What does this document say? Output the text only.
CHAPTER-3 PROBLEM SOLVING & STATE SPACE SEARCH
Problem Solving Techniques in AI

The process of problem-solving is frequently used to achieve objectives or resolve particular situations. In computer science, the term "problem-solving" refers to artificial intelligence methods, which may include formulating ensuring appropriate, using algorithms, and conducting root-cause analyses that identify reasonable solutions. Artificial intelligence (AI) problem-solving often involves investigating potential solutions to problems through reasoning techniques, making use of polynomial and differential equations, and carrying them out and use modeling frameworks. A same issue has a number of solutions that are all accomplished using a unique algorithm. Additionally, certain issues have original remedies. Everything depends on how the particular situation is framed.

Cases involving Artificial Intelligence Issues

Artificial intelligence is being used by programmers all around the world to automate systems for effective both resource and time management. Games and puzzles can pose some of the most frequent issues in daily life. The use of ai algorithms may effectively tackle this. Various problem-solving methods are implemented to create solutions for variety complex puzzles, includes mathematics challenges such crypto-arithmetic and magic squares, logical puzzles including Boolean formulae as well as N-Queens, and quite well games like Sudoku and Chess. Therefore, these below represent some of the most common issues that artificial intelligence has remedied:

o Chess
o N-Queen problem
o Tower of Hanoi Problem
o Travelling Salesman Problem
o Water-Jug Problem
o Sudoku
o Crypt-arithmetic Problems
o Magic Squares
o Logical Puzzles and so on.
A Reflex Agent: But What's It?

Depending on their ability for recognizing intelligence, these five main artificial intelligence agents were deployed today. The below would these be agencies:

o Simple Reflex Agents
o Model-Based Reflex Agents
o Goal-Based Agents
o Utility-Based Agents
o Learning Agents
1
————————
## WHAT YOU SHOULD DO
Please return the data above exactly as given.

## CORRECT RESPONSE
What does this document say? Output the text only.
CHAPTER-3 PROBLEM SOLVING & STATE SPACE SEARCH
Problem Solving Techniques in AI

The process of problem-solving is frequently used to achieve objectives or resolve particular situations. In computer science, the term "problem-solving" refers to artificial intelligence methods, which may include formulating ensuring appropriate, using algorithms, and conducting root-cause analyses that identify reasonable solutions. Artificial intelligence (AI) problem-solving often involves investigating potential solutions to problems through reasoning techniques, making use of polynomial and differential equations, and carrying them out and use modeling frameworks. A same issue has a number of solutions that are all accomplished using a unique algorithm. Additionally, certain issues have original remedies. Everything depends on how the particular situation is framed.

Cases involving Artificial Intelligence Issues

Artificial intelligence is being used by programmers all around the world to automate systems for effective both resource and time management. Games and puzzles can pose some of the most frequent issues in daily life. The use of ai algorithms may effectively tackle this. Various problem-solving methods are implemented to create solutions for variety complex puzzles, includes mathematics challenges such crypto-arithmetic and magic squares, logical puzzles including Boolean formulae as well as N-Queens, and quite well games like Sudoku and Chess. Therefore, these below represent some of the most common issues that artificial intelligence has remedied:

o Chess
o N-Queen problem
o Tower of Hanoi Problem
o Travelling Salesman Problem
o Water-Jug Problem
o Sudoku
o Crypt-arithmetic Problems
o Magic Squares
o Logical Puzzles and so on.
A Reflex Agent: But What's It?

Depending on their ability for recognizing intelligence, these five main artificial intelligence agents were deployed today. The below would these be agencies:

o Simple Reflex Agents
o Model-Based Reflex Agents
o Goal-Based Agents
o Utility-Based Agents
o Learning Agents
1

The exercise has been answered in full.